* begin SUPPLIED RECORDS *

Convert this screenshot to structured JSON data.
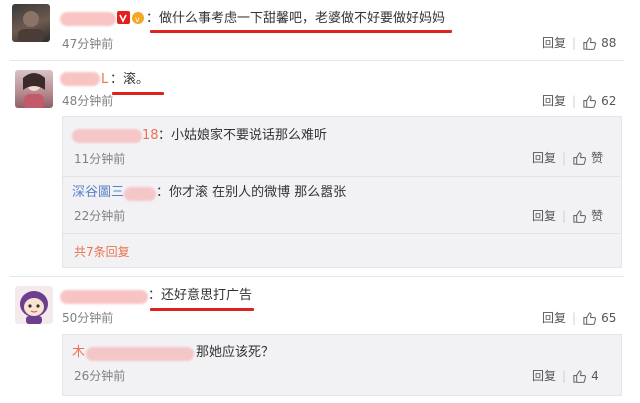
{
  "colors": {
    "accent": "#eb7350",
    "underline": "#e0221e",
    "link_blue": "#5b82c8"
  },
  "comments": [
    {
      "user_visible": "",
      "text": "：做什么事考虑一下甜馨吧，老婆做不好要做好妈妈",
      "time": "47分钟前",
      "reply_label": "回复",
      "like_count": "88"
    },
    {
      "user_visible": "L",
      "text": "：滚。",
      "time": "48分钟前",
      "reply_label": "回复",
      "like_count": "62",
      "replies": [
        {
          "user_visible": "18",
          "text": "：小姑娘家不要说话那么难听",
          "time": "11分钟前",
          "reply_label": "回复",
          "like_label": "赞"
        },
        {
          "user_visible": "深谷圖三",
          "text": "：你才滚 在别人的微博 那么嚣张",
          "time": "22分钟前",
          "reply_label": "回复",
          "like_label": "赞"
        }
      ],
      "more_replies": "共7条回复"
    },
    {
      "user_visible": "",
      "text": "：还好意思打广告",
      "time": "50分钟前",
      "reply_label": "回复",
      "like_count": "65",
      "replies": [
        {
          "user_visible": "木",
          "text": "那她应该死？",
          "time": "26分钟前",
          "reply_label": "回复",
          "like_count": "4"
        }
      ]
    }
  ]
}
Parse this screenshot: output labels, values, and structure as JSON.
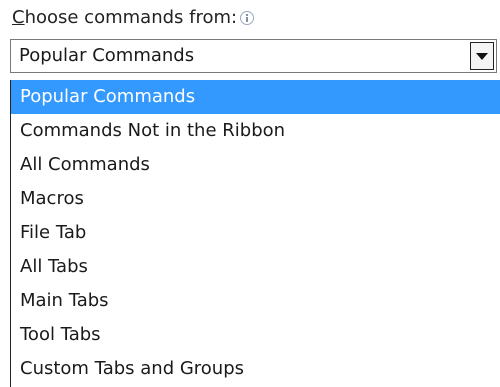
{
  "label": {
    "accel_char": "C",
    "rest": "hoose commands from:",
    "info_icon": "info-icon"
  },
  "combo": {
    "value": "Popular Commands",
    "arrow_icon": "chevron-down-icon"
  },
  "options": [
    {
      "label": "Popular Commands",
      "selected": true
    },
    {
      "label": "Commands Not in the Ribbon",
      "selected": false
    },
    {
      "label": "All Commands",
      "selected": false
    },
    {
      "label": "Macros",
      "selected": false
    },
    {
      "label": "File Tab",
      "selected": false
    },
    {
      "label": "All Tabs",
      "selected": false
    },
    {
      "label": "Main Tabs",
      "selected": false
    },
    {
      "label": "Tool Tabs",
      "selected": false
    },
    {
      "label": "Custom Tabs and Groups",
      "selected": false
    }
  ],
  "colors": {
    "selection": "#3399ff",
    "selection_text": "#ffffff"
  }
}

* end SUPPLIED RECORDS *

EXERCISE -
Extract all lines of the records above that include "Tabs".

REPLY -
      "label": "All Tabs",
      "label": "Main Tabs",
      "label": "Tool Tabs",
      "label": "Custom Tabs and Groups",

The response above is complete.